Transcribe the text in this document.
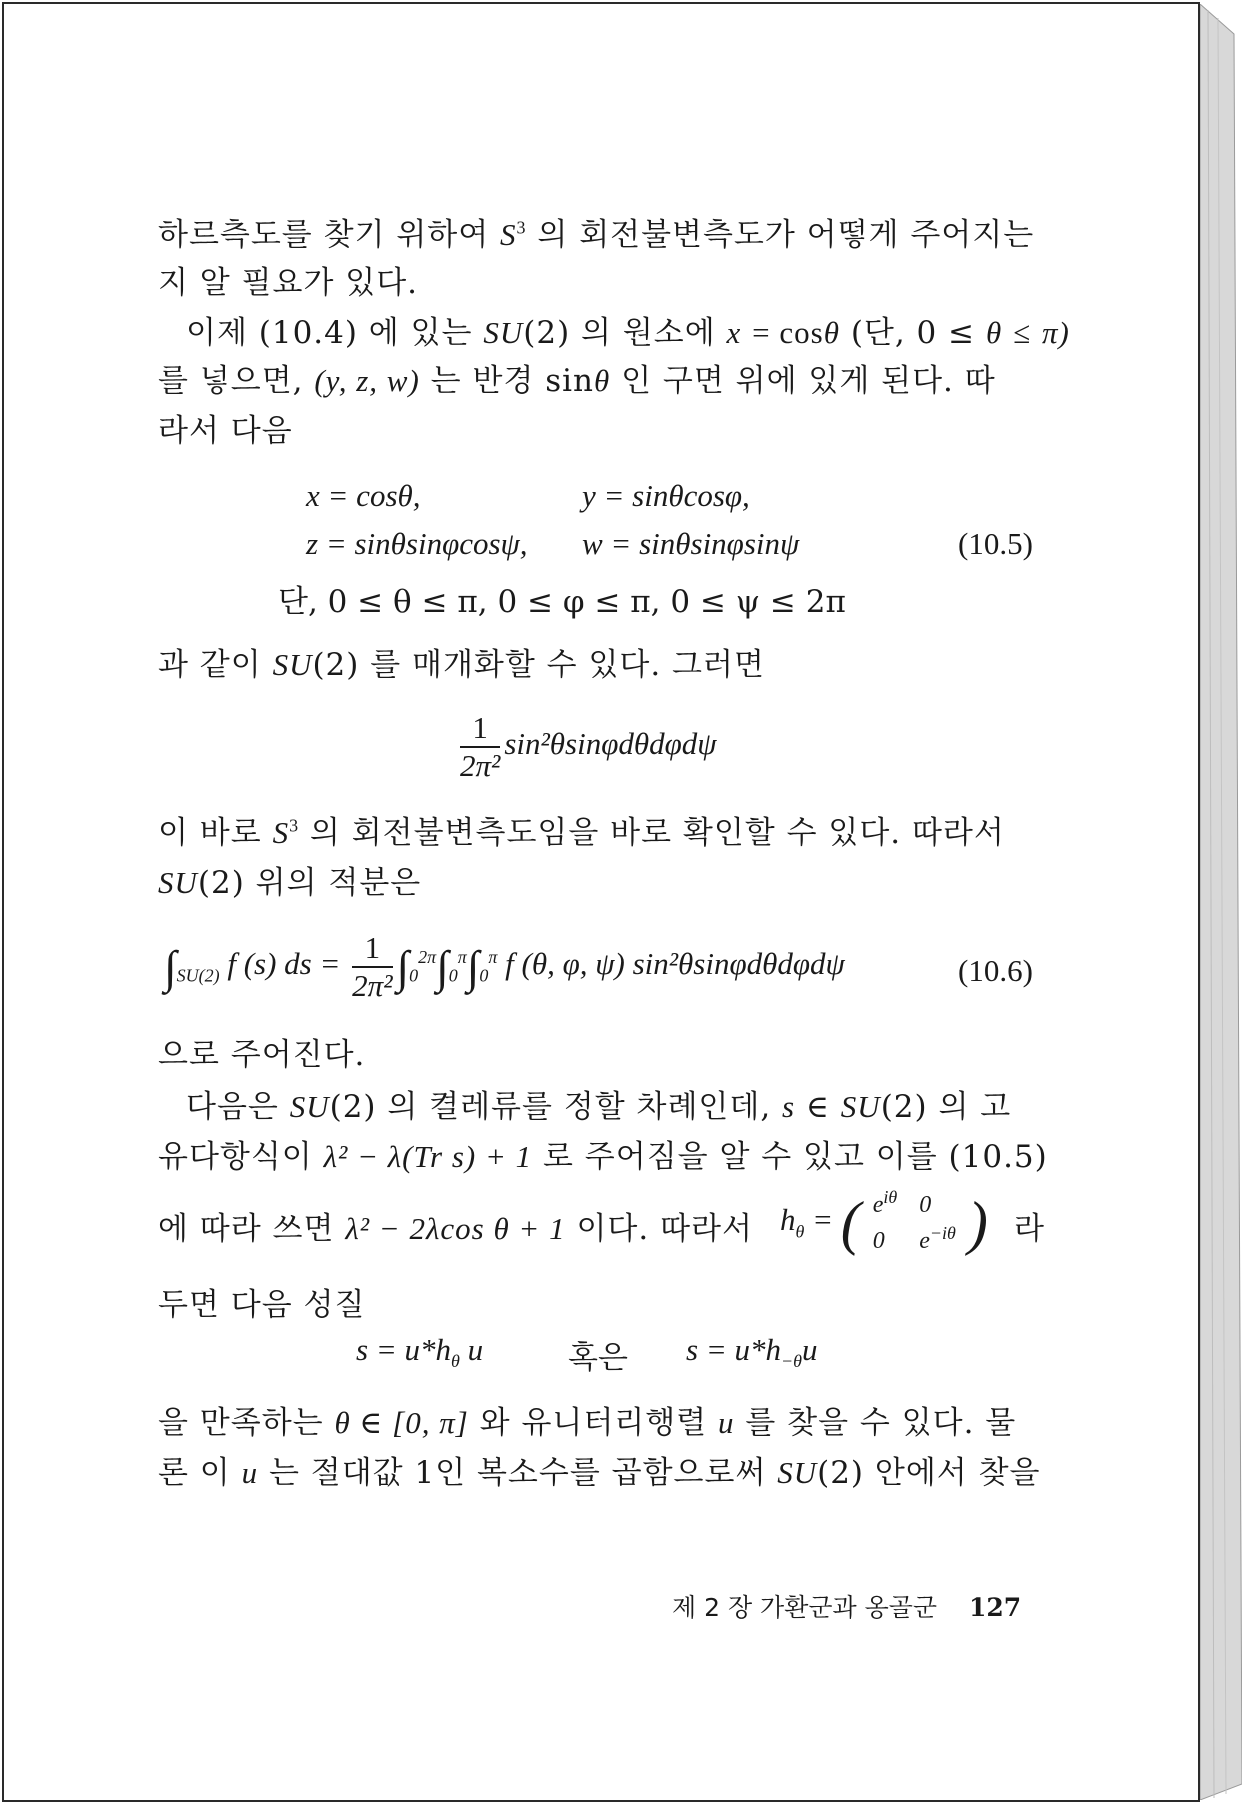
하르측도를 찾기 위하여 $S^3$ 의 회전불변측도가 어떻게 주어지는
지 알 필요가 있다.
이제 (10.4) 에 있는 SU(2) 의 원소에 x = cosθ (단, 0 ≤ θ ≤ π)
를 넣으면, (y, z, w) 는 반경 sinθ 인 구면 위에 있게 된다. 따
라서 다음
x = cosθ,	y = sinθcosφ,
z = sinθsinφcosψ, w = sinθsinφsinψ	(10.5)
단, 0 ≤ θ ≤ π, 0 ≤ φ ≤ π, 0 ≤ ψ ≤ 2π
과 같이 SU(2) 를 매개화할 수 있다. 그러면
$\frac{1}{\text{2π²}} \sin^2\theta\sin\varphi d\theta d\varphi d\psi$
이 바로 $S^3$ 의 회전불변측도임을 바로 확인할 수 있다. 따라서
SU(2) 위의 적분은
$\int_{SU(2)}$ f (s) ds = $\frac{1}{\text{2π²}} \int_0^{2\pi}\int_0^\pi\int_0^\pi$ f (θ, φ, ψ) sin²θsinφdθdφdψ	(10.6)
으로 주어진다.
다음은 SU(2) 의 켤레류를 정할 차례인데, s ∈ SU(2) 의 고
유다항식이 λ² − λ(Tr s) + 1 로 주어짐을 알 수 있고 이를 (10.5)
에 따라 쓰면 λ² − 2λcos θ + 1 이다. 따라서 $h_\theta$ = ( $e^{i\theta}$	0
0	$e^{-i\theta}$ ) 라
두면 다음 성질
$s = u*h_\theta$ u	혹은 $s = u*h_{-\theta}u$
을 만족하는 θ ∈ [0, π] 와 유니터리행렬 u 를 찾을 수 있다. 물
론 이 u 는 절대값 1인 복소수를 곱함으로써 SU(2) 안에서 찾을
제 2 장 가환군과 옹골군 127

Stated task
Output the material word for word, omitting its pictures.

Written response
Transcribe the text in this document.
하르측도를 찾기 위하여 $S^3$ 의 회전불변측도가 어떻게 주어지는
지 알 필요가 있다.
이제 (10.4) 에 있는 SU(2) 의 원소에 x = cosθ (단, 0 ≤ θ ≤ π)
를 넣으면, (y, z, w) 는 반경 sinθ 인 구면 위에 있게 된다. 따
라서 다음
x = cosθ,	y = sinθcosφ,
z = sinθsinφcosψ, w = sinθsinφsinψ	(10.5)
단, 0 ≤ θ ≤ π, 0 ≤ φ ≤ π, 0 ≤ ψ ≤ 2π
과 같이 SU(2) 를 매개화할 수 있다. 그러면
$\frac{1}{\text{2π²}} \sin^2\theta\sin\varphi d\theta d\varphi d\psi$
이 바로 $S^3$ 의 회전불변측도임을 바로 확인할 수 있다. 따라서
SU(2) 위의 적분은
$\int_{SU(2)}$ f (s) ds = $\frac{1}{\text{2π²}} \int_0^{2\pi}\int_0^\pi\int_0^\pi$ f (θ, φ, ψ) sin²θsinφdθdφdψ	(10.6)
으로 주어진다.
다음은 SU(2) 의 켤레류를 정할 차례인데, s ∈ SU(2) 의 고
유다항식이 λ² − λ(Tr s) + 1 로 주어짐을 알 수 있고 이를 (10.5)
에 따라 쓰면 λ² − 2λcos θ + 1 이다. 따라서 $h_\theta$ = ( $e^{i\theta}$	0
0	$e^{-i\theta}$ ) 라
두면 다음 성질
$s = u*h_\theta$ u	혹은 $s = u*h_{-\theta}u$
을 만족하는 θ ∈ [0, π] 와 유니터리행렬 u 를 찾을 수 있다. 물
론 이 u 는 절대값 1인 복소수를 곱함으로써 SU(2) 안에서 찾을
제 2 장 가환군과 옹골군 127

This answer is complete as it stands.